Job:
Leaving the pictures aside, transcribe every line below exactly.
-- Start Dataset content --
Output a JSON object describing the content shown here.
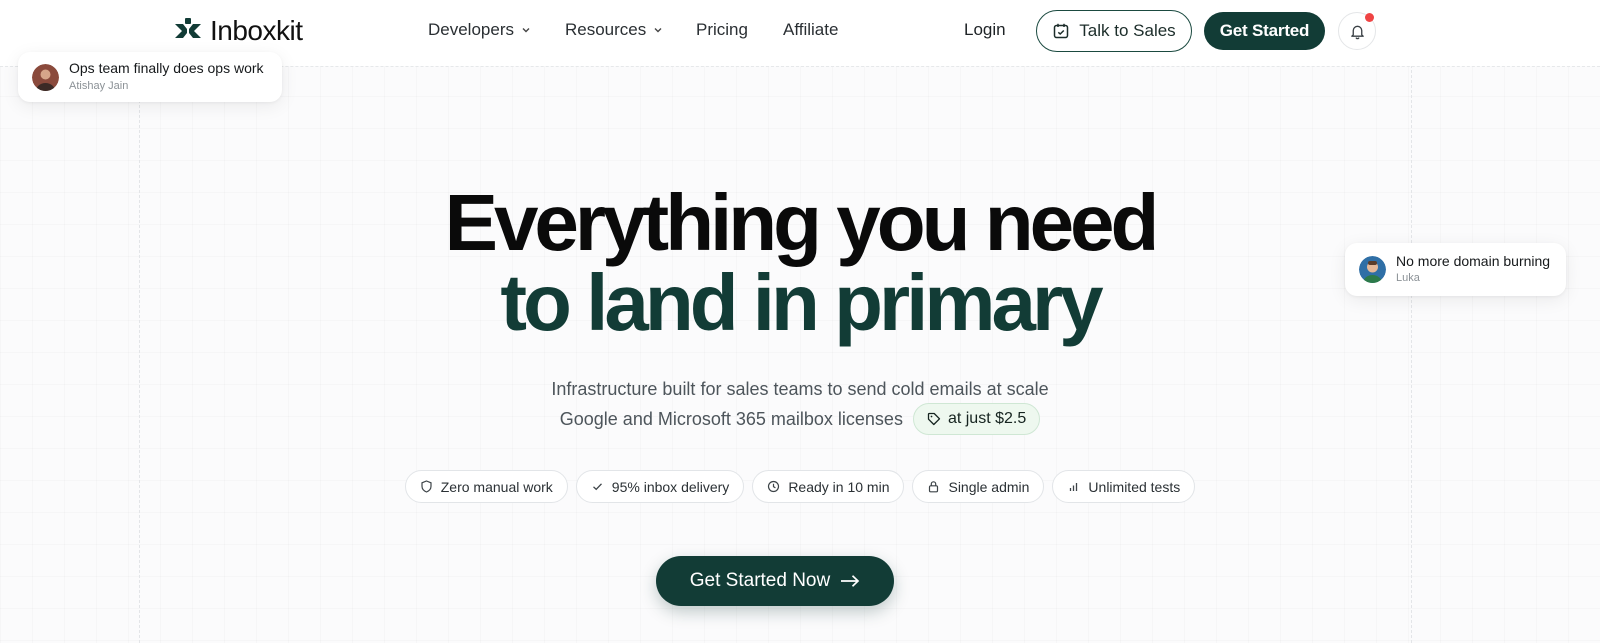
{
  "brand": {
    "name": "Inboxkit",
    "logo_icon": "inboxkit-logo-icon",
    "color": "#123c36"
  },
  "nav": {
    "items": [
      {
        "label": "Developers",
        "has_dropdown": true
      },
      {
        "label": "Resources",
        "has_dropdown": true
      },
      {
        "label": "Pricing",
        "has_dropdown": false
      },
      {
        "label": "Affiliate",
        "has_dropdown": false
      }
    ],
    "login": "Login",
    "talk_to_sales": "Talk to Sales",
    "get_started": "Get Started",
    "notification_icon": "bell-icon",
    "notification_dot_color": "#ef4444"
  },
  "testimonials": [
    {
      "quote": "Ops team finally does ops work",
      "author": "Atishay Jain"
    },
    {
      "quote": "No more domain burning",
      "author": "Luka"
    }
  ],
  "hero": {
    "title_line1": "Everything you need",
    "title_line2": "to land in primary",
    "subtitle_line1": "Infrastructure built for sales teams to send cold emails at scale",
    "subtitle_line2": "Google and Microsoft 365 mailbox licenses",
    "price_badge": "at just $2.5"
  },
  "features": [
    {
      "label": "Zero manual work",
      "icon": "shield-icon"
    },
    {
      "label": "95% inbox delivery",
      "icon": "check-icon"
    },
    {
      "label": "Ready in 10 min",
      "icon": "clock-icon"
    },
    {
      "label": "Single admin",
      "icon": "lock-icon"
    },
    {
      "label": "Unlimited tests",
      "icon": "bar-chart-icon"
    }
  ],
  "cta": {
    "label": "Get Started Now",
    "icon": "arrow-right-icon"
  }
}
-- End Dataset content --
Task output:
Output a JSON object describing the content shown here.
{
  "brand": {
    "name": "Inboxkit",
    "logo_icon": "inboxkit-logo-icon",
    "color": "#123c36"
  },
  "nav": {
    "items": [
      {
        "label": "Developers",
        "has_dropdown": true
      },
      {
        "label": "Resources",
        "has_dropdown": true
      },
      {
        "label": "Pricing",
        "has_dropdown": false
      },
      {
        "label": "Affiliate",
        "has_dropdown": false
      }
    ],
    "login": "Login",
    "talk_to_sales": "Talk to Sales",
    "get_started": "Get Started",
    "notification_icon": "bell-icon",
    "notification_dot_color": "#ef4444"
  },
  "testimonials": [
    {
      "quote": "Ops team finally does ops work",
      "author": "Atishay Jain"
    },
    {
      "quote": "No more domain burning",
      "author": "Luka"
    }
  ],
  "hero": {
    "title_line1": "Everything you need",
    "title_line2": "to land in primary",
    "subtitle_line1": "Infrastructure built for sales teams to send cold emails at scale",
    "subtitle_line2": "Google and Microsoft 365 mailbox licenses",
    "price_badge": "at just $2.5"
  },
  "features": [
    {
      "label": "Zero manual work",
      "icon": "shield-icon"
    },
    {
      "label": "95% inbox delivery",
      "icon": "check-icon"
    },
    {
      "label": "Ready in 10 min",
      "icon": "clock-icon"
    },
    {
      "label": "Single admin",
      "icon": "lock-icon"
    },
    {
      "label": "Unlimited tests",
      "icon": "bar-chart-icon"
    }
  ],
  "cta": {
    "label": "Get Started Now",
    "icon": "arrow-right-icon"
  }
}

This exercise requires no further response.